WRITTEN INSTRUCTION: Restate each entry word for word, leaving nothing out.

MATERIAL PROVIDED:
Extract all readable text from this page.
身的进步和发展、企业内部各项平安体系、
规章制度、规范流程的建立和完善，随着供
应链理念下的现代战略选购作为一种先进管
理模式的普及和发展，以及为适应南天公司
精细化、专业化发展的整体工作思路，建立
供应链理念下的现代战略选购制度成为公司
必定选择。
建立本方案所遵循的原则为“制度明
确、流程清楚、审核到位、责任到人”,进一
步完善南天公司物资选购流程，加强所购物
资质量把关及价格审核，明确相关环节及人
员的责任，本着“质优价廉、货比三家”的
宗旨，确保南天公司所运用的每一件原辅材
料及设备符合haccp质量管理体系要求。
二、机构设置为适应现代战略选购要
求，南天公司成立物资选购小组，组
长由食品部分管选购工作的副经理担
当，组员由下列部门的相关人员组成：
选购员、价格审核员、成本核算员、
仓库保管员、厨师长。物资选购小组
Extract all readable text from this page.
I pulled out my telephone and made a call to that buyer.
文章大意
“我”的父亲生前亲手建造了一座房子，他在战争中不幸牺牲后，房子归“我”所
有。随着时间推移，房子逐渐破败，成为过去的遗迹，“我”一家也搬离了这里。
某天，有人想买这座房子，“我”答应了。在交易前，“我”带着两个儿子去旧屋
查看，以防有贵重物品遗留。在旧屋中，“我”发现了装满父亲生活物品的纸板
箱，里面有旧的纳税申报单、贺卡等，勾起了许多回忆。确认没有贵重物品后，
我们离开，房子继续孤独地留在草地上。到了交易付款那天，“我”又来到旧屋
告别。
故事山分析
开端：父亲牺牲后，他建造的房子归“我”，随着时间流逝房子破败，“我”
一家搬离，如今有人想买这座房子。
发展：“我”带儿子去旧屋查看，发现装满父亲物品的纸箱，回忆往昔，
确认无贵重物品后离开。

COMPLETED TASK:
Extract all readable text from this page.
身的进步和发展、企业内部各项平安体系、
规章制度、规范流程的建立和完善，随着供
应链理念下的现代战略选购作为一种先进管
理模式的普及和发展，以及为适应南天公司
精细化、专业化发展的整体工作思路，建立
供应链理念下的现代战略选购制度成为公司
必定选择。
建立本方案所遵循的原则为“制度明
确、流程清楚、审核到位、责任到人”,进一
步完善南天公司物资选购流程，加强所购物
资质量把关及价格审核，明确相关环节及人
员的责任，本着“质优价廉、货比三家”的
宗旨，确保南天公司所运用的每一件原辅材
料及设备符合haccp质量管理体系要求。
二、机构设置为适应现代战略选购要
求，南天公司成立物资选购小组，组
长由食品部分管选购工作的副经理担
当，组员由下列部门的相关人员组成：
选购员、价格审核员、成本核算员、
仓库保管员、厨师长。物资选购小组
Extract all readable text from this page.
I pulled out my telephone and made a call to that buyer.
文章大意
“我”的父亲生前亲手建造了一座房子，他在战争中不幸牺牲后，房子归“我”所
有。随着时间推移，房子逐渐破败，成为过去的遗迹，“我”一家也搬离了这里。
某天，有人想买这座房子，“我”答应了。在交易前，“我”带着两个儿子去旧屋
查看，以防有贵重物品遗留。在旧屋中，“我”发现了装满父亲生活物品的纸板
箱，里面有旧的纳税申报单、贺卡等，勾起了许多回忆。确认没有贵重物品后，
我们离开，房子继续孤独地留在草地上。到了交易付款那天，“我”又来到旧屋
告别。
故事山分析
开端：父亲牺牲后，他建造的房子归“我”，随着时间流逝房子破败，“我”
一家搬离，如今有人想买这座房子。
发展：“我”带儿子去旧屋查看，发现装满父亲物品的纸箱，回忆往昔，
确认无贵重物品后离开。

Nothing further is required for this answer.